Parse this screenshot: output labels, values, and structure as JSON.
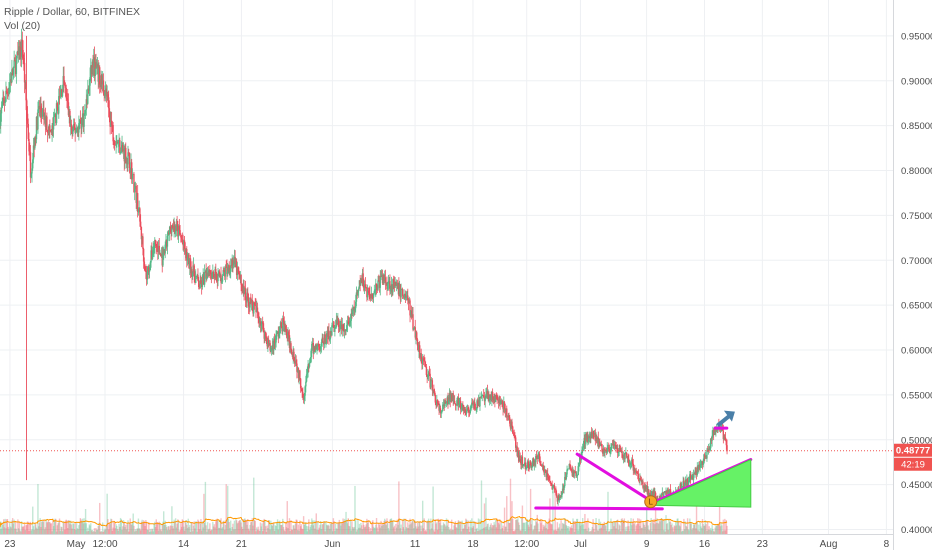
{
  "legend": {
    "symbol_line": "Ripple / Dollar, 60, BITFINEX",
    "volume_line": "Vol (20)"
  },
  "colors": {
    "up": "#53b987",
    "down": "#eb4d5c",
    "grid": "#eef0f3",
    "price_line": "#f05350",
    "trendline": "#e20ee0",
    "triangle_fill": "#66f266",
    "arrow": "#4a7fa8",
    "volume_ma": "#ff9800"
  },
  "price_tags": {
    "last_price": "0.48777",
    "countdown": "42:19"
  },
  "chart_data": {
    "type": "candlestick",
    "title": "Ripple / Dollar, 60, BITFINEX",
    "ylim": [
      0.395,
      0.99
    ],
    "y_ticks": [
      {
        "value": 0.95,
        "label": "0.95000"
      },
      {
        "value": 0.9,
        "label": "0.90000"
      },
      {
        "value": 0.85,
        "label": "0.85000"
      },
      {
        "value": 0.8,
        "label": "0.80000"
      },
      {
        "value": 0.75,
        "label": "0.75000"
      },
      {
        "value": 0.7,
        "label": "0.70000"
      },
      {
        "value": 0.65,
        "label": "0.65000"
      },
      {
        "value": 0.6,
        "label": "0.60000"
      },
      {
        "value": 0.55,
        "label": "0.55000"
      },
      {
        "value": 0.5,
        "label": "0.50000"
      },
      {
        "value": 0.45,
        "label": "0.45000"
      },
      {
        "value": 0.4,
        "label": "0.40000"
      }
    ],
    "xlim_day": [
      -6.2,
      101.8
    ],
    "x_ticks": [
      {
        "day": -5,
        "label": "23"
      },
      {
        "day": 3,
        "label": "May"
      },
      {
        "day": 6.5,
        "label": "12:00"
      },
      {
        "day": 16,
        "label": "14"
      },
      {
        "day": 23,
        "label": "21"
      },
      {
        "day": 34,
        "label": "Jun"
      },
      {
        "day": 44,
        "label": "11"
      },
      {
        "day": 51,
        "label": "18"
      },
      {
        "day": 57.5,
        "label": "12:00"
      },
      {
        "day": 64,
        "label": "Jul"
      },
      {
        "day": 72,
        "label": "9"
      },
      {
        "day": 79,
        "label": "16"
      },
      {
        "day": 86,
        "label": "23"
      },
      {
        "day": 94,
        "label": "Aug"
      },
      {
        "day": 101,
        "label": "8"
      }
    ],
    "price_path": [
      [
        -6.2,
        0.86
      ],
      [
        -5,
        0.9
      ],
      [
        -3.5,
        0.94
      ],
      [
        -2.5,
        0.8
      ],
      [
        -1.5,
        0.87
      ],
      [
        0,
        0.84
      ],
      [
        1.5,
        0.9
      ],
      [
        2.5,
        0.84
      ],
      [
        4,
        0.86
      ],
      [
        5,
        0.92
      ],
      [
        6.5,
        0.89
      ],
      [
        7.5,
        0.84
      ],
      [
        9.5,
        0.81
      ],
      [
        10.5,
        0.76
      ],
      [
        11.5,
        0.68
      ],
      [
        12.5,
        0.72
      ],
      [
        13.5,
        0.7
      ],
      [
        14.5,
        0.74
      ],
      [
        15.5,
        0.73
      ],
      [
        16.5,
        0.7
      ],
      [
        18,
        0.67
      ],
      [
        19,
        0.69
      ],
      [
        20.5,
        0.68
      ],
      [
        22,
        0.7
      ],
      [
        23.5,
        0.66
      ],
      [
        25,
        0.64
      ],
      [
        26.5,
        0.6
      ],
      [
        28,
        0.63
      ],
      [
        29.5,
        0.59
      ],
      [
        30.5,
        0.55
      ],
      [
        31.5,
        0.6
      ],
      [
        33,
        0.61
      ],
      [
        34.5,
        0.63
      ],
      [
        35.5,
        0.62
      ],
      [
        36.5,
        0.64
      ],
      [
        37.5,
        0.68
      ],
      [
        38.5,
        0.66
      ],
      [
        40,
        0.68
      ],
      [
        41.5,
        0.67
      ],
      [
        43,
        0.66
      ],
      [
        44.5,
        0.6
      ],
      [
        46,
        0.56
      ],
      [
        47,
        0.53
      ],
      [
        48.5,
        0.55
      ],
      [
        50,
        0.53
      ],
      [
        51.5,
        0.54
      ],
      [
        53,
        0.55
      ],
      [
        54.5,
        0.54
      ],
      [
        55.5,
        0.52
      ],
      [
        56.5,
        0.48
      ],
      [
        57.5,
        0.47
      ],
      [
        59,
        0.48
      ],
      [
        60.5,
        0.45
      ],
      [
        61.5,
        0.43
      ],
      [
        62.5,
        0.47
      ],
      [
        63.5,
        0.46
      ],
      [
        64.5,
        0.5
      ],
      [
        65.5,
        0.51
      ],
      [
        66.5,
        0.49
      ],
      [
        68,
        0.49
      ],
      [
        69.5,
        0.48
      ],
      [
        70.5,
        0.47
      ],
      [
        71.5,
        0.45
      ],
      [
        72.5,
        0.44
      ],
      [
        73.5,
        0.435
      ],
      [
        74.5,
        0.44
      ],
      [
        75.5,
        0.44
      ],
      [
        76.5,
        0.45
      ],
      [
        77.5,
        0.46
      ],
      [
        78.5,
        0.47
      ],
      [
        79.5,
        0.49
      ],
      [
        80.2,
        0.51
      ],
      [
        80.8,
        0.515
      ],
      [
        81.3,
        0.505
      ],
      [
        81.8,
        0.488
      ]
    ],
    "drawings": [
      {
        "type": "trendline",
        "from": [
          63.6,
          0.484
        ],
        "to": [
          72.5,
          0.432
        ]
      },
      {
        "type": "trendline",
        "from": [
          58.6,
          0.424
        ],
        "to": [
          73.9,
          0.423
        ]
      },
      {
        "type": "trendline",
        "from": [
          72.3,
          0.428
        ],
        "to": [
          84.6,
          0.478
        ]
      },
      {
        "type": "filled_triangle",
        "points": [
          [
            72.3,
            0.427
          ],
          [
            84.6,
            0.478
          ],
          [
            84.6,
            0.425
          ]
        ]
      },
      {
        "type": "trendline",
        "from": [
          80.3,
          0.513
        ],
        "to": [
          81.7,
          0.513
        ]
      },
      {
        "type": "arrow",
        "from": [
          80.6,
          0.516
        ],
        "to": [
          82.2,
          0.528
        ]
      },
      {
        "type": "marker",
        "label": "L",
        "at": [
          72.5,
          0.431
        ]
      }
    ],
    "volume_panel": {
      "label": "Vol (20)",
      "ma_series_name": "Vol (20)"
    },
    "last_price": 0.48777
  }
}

···

** TASK GOAL **
All entries are to be retyped exactly. Omit any embedded images.

** TASK RESULT **
Parse this screenshot: output labels, values, and structure as JSON.
{
  "legend": {
    "symbol_line": "Ripple / Dollar, 60, BITFINEX",
    "volume_line": "Vol (20)"
  },
  "colors": {
    "up": "#53b987",
    "down": "#eb4d5c",
    "grid": "#eef0f3",
    "price_line": "#f05350",
    "trendline": "#e20ee0",
    "triangle_fill": "#66f266",
    "arrow": "#4a7fa8",
    "volume_ma": "#ff9800"
  },
  "price_tags": {
    "last_price": "0.48777",
    "countdown": "42:19"
  },
  "chart_data": {
    "type": "candlestick",
    "title": "Ripple / Dollar, 60, BITFINEX",
    "ylim": [
      0.395,
      0.99
    ],
    "y_ticks": [
      {
        "value": 0.95,
        "label": "0.95000"
      },
      {
        "value": 0.9,
        "label": "0.90000"
      },
      {
        "value": 0.85,
        "label": "0.85000"
      },
      {
        "value": 0.8,
        "label": "0.80000"
      },
      {
        "value": 0.75,
        "label": "0.75000"
      },
      {
        "value": 0.7,
        "label": "0.70000"
      },
      {
        "value": 0.65,
        "label": "0.65000"
      },
      {
        "value": 0.6,
        "label": "0.60000"
      },
      {
        "value": 0.55,
        "label": "0.55000"
      },
      {
        "value": 0.5,
        "label": "0.50000"
      },
      {
        "value": 0.45,
        "label": "0.45000"
      },
      {
        "value": 0.4,
        "label": "0.40000"
      }
    ],
    "xlim_day": [
      -6.2,
      101.8
    ],
    "x_ticks": [
      {
        "day": -5,
        "label": "23"
      },
      {
        "day": 3,
        "label": "May"
      },
      {
        "day": 6.5,
        "label": "12:00"
      },
      {
        "day": 16,
        "label": "14"
      },
      {
        "day": 23,
        "label": "21"
      },
      {
        "day": 34,
        "label": "Jun"
      },
      {
        "day": 44,
        "label": "11"
      },
      {
        "day": 51,
        "label": "18"
      },
      {
        "day": 57.5,
        "label": "12:00"
      },
      {
        "day": 64,
        "label": "Jul"
      },
      {
        "day": 72,
        "label": "9"
      },
      {
        "day": 79,
        "label": "16"
      },
      {
        "day": 86,
        "label": "23"
      },
      {
        "day": 94,
        "label": "Aug"
      },
      {
        "day": 101,
        "label": "8"
      }
    ],
    "price_path": [
      [
        -6.2,
        0.86
      ],
      [
        -5,
        0.9
      ],
      [
        -3.5,
        0.94
      ],
      [
        -2.5,
        0.8
      ],
      [
        -1.5,
        0.87
      ],
      [
        0,
        0.84
      ],
      [
        1.5,
        0.9
      ],
      [
        2.5,
        0.84
      ],
      [
        4,
        0.86
      ],
      [
        5,
        0.92
      ],
      [
        6.5,
        0.89
      ],
      [
        7.5,
        0.84
      ],
      [
        9.5,
        0.81
      ],
      [
        10.5,
        0.76
      ],
      [
        11.5,
        0.68
      ],
      [
        12.5,
        0.72
      ],
      [
        13.5,
        0.7
      ],
      [
        14.5,
        0.74
      ],
      [
        15.5,
        0.73
      ],
      [
        16.5,
        0.7
      ],
      [
        18,
        0.67
      ],
      [
        19,
        0.69
      ],
      [
        20.5,
        0.68
      ],
      [
        22,
        0.7
      ],
      [
        23.5,
        0.66
      ],
      [
        25,
        0.64
      ],
      [
        26.5,
        0.6
      ],
      [
        28,
        0.63
      ],
      [
        29.5,
        0.59
      ],
      [
        30.5,
        0.55
      ],
      [
        31.5,
        0.6
      ],
      [
        33,
        0.61
      ],
      [
        34.5,
        0.63
      ],
      [
        35.5,
        0.62
      ],
      [
        36.5,
        0.64
      ],
      [
        37.5,
        0.68
      ],
      [
        38.5,
        0.66
      ],
      [
        40,
        0.68
      ],
      [
        41.5,
        0.67
      ],
      [
        43,
        0.66
      ],
      [
        44.5,
        0.6
      ],
      [
        46,
        0.56
      ],
      [
        47,
        0.53
      ],
      [
        48.5,
        0.55
      ],
      [
        50,
        0.53
      ],
      [
        51.5,
        0.54
      ],
      [
        53,
        0.55
      ],
      [
        54.5,
        0.54
      ],
      [
        55.5,
        0.52
      ],
      [
        56.5,
        0.48
      ],
      [
        57.5,
        0.47
      ],
      [
        59,
        0.48
      ],
      [
        60.5,
        0.45
      ],
      [
        61.5,
        0.43
      ],
      [
        62.5,
        0.47
      ],
      [
        63.5,
        0.46
      ],
      [
        64.5,
        0.5
      ],
      [
        65.5,
        0.51
      ],
      [
        66.5,
        0.49
      ],
      [
        68,
        0.49
      ],
      [
        69.5,
        0.48
      ],
      [
        70.5,
        0.47
      ],
      [
        71.5,
        0.45
      ],
      [
        72.5,
        0.44
      ],
      [
        73.5,
        0.435
      ],
      [
        74.5,
        0.44
      ],
      [
        75.5,
        0.44
      ],
      [
        76.5,
        0.45
      ],
      [
        77.5,
        0.46
      ],
      [
        78.5,
        0.47
      ],
      [
        79.5,
        0.49
      ],
      [
        80.2,
        0.51
      ],
      [
        80.8,
        0.515
      ],
      [
        81.3,
        0.505
      ],
      [
        81.8,
        0.488
      ]
    ],
    "drawings": [
      {
        "type": "trendline",
        "from": [
          63.6,
          0.484
        ],
        "to": [
          72.5,
          0.432
        ]
      },
      {
        "type": "trendline",
        "from": [
          58.6,
          0.424
        ],
        "to": [
          73.9,
          0.423
        ]
      },
      {
        "type": "trendline",
        "from": [
          72.3,
          0.428
        ],
        "to": [
          84.6,
          0.478
        ]
      },
      {
        "type": "filled_triangle",
        "points": [
          [
            72.3,
            0.427
          ],
          [
            84.6,
            0.478
          ],
          [
            84.6,
            0.425
          ]
        ]
      },
      {
        "type": "trendline",
        "from": [
          80.3,
          0.513
        ],
        "to": [
          81.7,
          0.513
        ]
      },
      {
        "type": "arrow",
        "from": [
          80.6,
          0.516
        ],
        "to": [
          82.2,
          0.528
        ]
      },
      {
        "type": "marker",
        "label": "L",
        "at": [
          72.5,
          0.431
        ]
      }
    ],
    "volume_panel": {
      "label": "Vol (20)",
      "ma_series_name": "Vol (20)"
    },
    "last_price": 0.48777
  }
}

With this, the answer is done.